- [DIRECTIVE] Repeat every record below exactly, omitting any pictures.

* Begin DATA IN THIS EXERCISE *

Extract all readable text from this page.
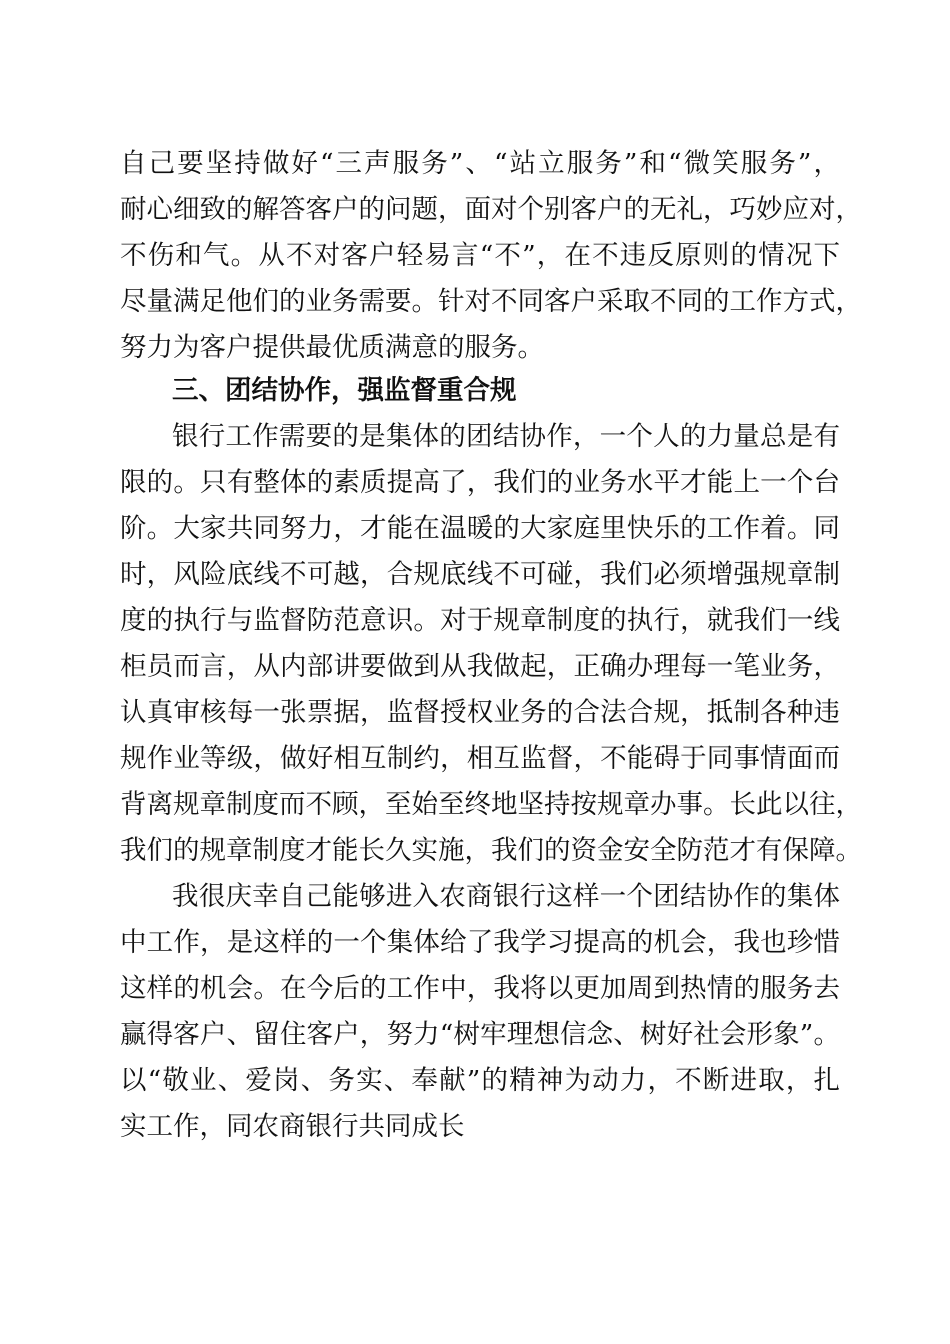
自己要坚持做好“三声服务”、“站立服务”和“微笑服务”，
耐心细致的解答客户的问题，面对个别客户的无礼，巧妙应对，
不伤和气。从不对客户轻易言“不”，在不违反原则的情况下
尽量满足他们的业务需要。针对不同客户采取不同的工作方式，
努力为客户提供最优质满意的服务。
三、团结协作，强监督重合规
银行工作需要的是集体的团结协作，一个人的力量总是有
限的。只有整体的素质提高了，我们的业务水平才能上一个台
阶。大家共同努力，才能在温暖的大家庭里快乐的工作着。同
时，风险底线不可越，合规底线不可碰，我们必须增强规章制
度的执行与监督防范意识。对于规章制度的执行，就我们一线
柜员而言，从内部讲要做到从我做起，正确办理每一笔业务，
认真审核每一张票据，监督授权业务的合法合规，抵制各种违
规作业等级，做好相互制约，相互监督，不能碍于同事情面而
背离规章制度而不顾，至始至终地坚持按规章办事。长此以往，
我们的规章制度才能长久实施，我们的资金安全防范才有保障。
我很庆幸自己能够进入农商银行这样一个团结协作的集体
中工作，是这样的一个集体给了我学习提高的机会，我也珍惜
这样的机会。在今后的工作中，我将以更加周到热情的服务去
赢得客户、留住客户，努力“树牢理想信念、树好社会形象”。
以“敬业、爱岗、务实、奉献”的精神为动力，不断进取，扎
实工作，同农商银行共同成长
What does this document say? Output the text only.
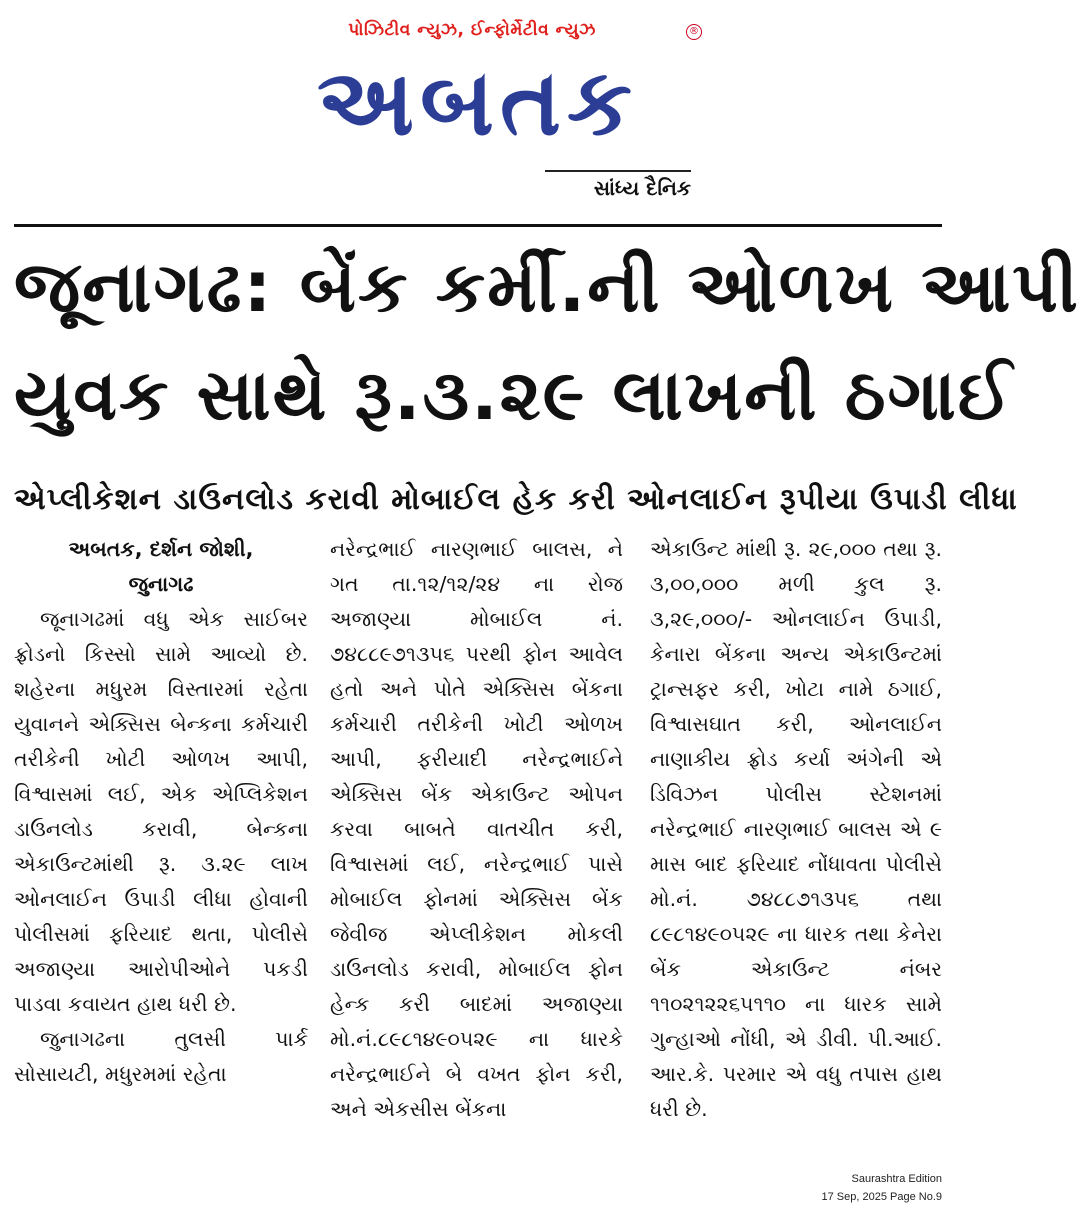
પોઝિટીવ ન્યુઝ, ઈન્ફોર્મેટીવ ન્યુઝ	®
અબતક
સાંધ્ય દૈનિક
જૂનાગઢ: બેંક કર્મી.ની ઓળખ આપી
યુવક સાથે રૂ.૩.૨૯ લાખની ઠગાઈ
એપ્લીકેશન ડાઉનલોડ કરાવી મોબાઈલ હેક કરી ઓનલાઈન રૂપીયા ઉપાડી લીધા
અબતક, દર્શન જોશી,
જુનાગઢ

જૂનાગઢમાં વધુ એક સાઈબર ફ્રોડનો કિસ્સો સામે આવ્યો છે. શહેરના મધુરમ વિસ્તારમાં રહેતા યુવાનને એક્સિસ બેન્કના કર્મચારી તરીકેની ખોટી ઓળખ આપી, વિશ્વાસમાં લઈ, એક એપ્લિકેશન ડાઉનલોડ કરાવી, બેન્કના એકાઉન્ટમાંથી રૂ. ૩.૨૯ લાખ ઓનલાઈન ઉપાડી લીધા હોવાની પોલીસમાં ફરિયાદ થતા, પોલીસે અજાણ્યા આરોપીઓને પકડી પાડવા કવાયત હાથ ધરી છે.

જુનાગઢના તુલસી પાર્ક સોસાયટી, મધુરમમાં રહેતા

નરેન્દ્રભાઈ નારણભાઈ બાલસ, ને ગત તા.૧૨/૧૨/૨૪ ના રોજ અજાણ્યા મોબાઈલ નં. ૭૪૮૮૯૭૧૩૫૬ પરથી ફોન આવેલ હતો અને પોતે એક્સિસ બેંકના કર્મચારી તરીકેની ખોટી ઓળખ આપી, ફરીયાદી નરેન્દ્રભાઈને એક્સિસ બેંક એકાઉન્ટ ઓપન કરવા બાબતે વાતચીત કરી, વિશ્વાસમાં લઈ, નરેન્દ્રભાઈ પાસે મોબાઈલ ફોનમાં એક્સિસ બેંક જેવીજ એપ્લીકેશન મોકલી ડાઉનલોડ કરાવી, મોબાઈલ ફોન હેન્ક કરી બાદમાં અજાણ્યા મો.નં.૮૯૮૧૪૯૦૫૨૯ ના ધારકે નરેન્દ્રભાઈને બે વખત ફોન કરી, અને એકસીસ બેંકના

એકાઉન્ટ માંથી રૂ. ૨૯,૦૦૦ તથા રૂ. ૩,૦૦,૦૦૦ મળી કુલ રૂ. ૩,૨૯,૦૦૦/- ઓનલાઈન ઉપાડી, કેનારા બેંકના અન્ય એકાઉન્ટમાં ટ્રાન્સફર કરી, ખોટા નામે ઠગાઈ, વિશ્વાસઘાત કરી, ઓનલાઈન નાણાકીય ફ્રોડ કર્યા અંગેની એ ડિવિઝન પોલીસ સ્ટેશનમાં નરેન્દ્રભાઈ નારણભાઈ બાલસ એ ૯ માસ બાદ ફરિયાદ નોંધાવતા પોલીસે મો.નં. ૭૪૮૮૭૧૩૫૬ તથા ૮૯૮૧૪૯૦૫૨૯ ના ધારક તથા કેનેરા બેંક એકાઉન્ટ નંબર ૧૧૦૨૧૨૨૬૫૧૧૦ ના ધારક સામે ગુન્હાઓ નોંધી, એ ડીવી. પી.આઈ. આર.કે. પરમાર એ વધુ તપાસ હાથ ધરી છે.

Saurashtra Edition
17 Sep, 2025 Page No.9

* End DATA IN THIS EXERCISE *

- [TASK OUTPUT]
Extract all readable text from this page.
自己要坚持做好“三声服务”、“站立服务”和“微笑服务”，
耐心细致的解答客户的问题，面对个别客户的无礼，巧妙应对，
不伤和气。从不对客户轻易言“不”，在不违反原则的情况下
尽量满足他们的业务需要。针对不同客户采取不同的工作方式，
努力为客户提供最优质满意的服务。
三、团结协作，强监督重合规
银行工作需要的是集体的团结协作，一个人的力量总是有
限的。只有整体的素质提高了，我们的业务水平才能上一个台
阶。大家共同努力，才能在温暖的大家庭里快乐的工作着。同
时，风险底线不可越，合规底线不可碰，我们必须增强规章制
度的执行与监督防范意识。对于规章制度的执行，就我们一线
柜员而言，从内部讲要做到从我做起，正确办理每一笔业务，
认真审核每一张票据，监督授权业务的合法合规，抵制各种违
规作业等级，做好相互制约，相互监督，不能碍于同事情面而
背离规章制度而不顾，至始至终地坚持按规章办事。长此以往，
我们的规章制度才能长久实施，我们的资金安全防范才有保障。
我很庆幸自己能够进入农商银行这样一个团结协作的集体
中工作，是这样的一个集体给了我学习提高的机会，我也珍惜
这样的机会。在今后的工作中，我将以更加周到热情的服务去
赢得客户、留住客户，努力“树牢理想信念、树好社会形象”。
以“敬业、爱岗、务实、奉献”的精神为动力，不断进取，扎
实工作，同农商银行共同成长
What does this document say? Output the text only.
પોઝિટીવ ન્યુઝ, ઈન્ફોર્મેટીવ ન્યુઝ	®
અબતક
સાંધ્ય દૈનિક
જૂનાગઢ: બેંક કર્મી.ની ઓળખ આપી
યુવક સાથે રૂ.૩.૨૯ લાખની ઠગાઈ
એપ્લીકેશન ડાઉનલોડ કરાવી મોબાઈલ હેક કરી ઓનલાઈન રૂપીયા ઉપાડી લીધા
અબતક, દર્શન જોશી,
જુનાગઢ

જૂનાગઢમાં વધુ એક સાઈબર ફ્રોડનો કિસ્સો સામે આવ્યો છે. શહેરના મધુરમ વિસ્તારમાં રહેતા યુવાનને એક્સિસ બેન્કના કર્મચારી તરીકેની ખોટી ઓળખ આપી, વિશ્વાસમાં લઈ, એક એપ્લિકેશન ડાઉનલોડ કરાવી, બેન્કના એકાઉન્ટમાંથી રૂ. ૩.૨૯ લાખ ઓનલાઈન ઉપાડી લીધા હોવાની પોલીસમાં ફરિયાદ થતા, પોલીસે અજાણ્યા આરોપીઓને પકડી પાડવા કવાયત હાથ ધરી છે.

જુનાગઢના તુલસી પાર્ક સોસાયટી, મધુરમમાં રહેતા

નરેન્દ્રભાઈ નારણભાઈ બાલસ, ને ગત તા.૧૨/૧૨/૨૪ ના રોજ અજાણ્યા મોબાઈલ નં. ૭૪૮૮૯૭૧૩૫૬ પરથી ફોન આવેલ હતો અને પોતે એક્સિસ બેંકના કર્મચારી તરીકેની ખોટી ઓળખ આપી, ફરીયાદી નરેન્દ્રભાઈને એક્સિસ બેંક એકાઉન્ટ ઓપન કરવા બાબતે વાતચીત કરી, વિશ્વાસમાં લઈ, નરેન્દ્રભાઈ પાસે મોબાઈલ ફોનમાં એક્સિસ બેંક જેવીજ એપ્લીકેશન મોકલી ડાઉનલોડ કરાવી, મોબાઈલ ફોન હેન્ક કરી બાદમાં અજાણ્યા મો.નં.૮૯૮૧૪૯૦૫૨૯ ના ધારકે નરેન્દ્રભાઈને બે વખત ફોન કરી, અને એકસીસ બેંકના

એકાઉન્ટ માંથી રૂ. ૨૯,૦૦૦ તથા રૂ. ૩,૦૦,૦૦૦ મળી કુલ રૂ. ૩,૨૯,૦૦૦/- ઓનલાઈન ઉપાડી, કેનારા બેંકના અન્ય એકાઉન્ટમાં ટ્રાન્સફર કરી, ખોટા નામે ઠગાઈ, વિશ્વાસઘાત કરી, ઓનલાઈન નાણાકીય ફ્રોડ કર્યા અંગેની એ ડિવિઝન પોલીસ સ્ટેશનમાં નરેન્દ્રભાઈ નારણભાઈ બાલસ એ ૯ માસ બાદ ફરિયાદ નોંધાવતા પોલીસે મો.નં. ૭૪૮૮૭૧૩૫૬ તથા ૮૯૮૧૪૯૦૫૨૯ ના ધારક તથા કેનેરા બેંક એકાઉન્ટ નંબર ૧૧૦૨૧૨૨૬૫૧૧૦ ના ધારક સામે ગુન્હાઓ નોંધી, એ ડીવી. પી.આઈ. આર.કે. પરમાર એ વધુ તપાસ હાથ ધરી છે.

Saurashtra Edition
17 Sep, 2025 Page No.9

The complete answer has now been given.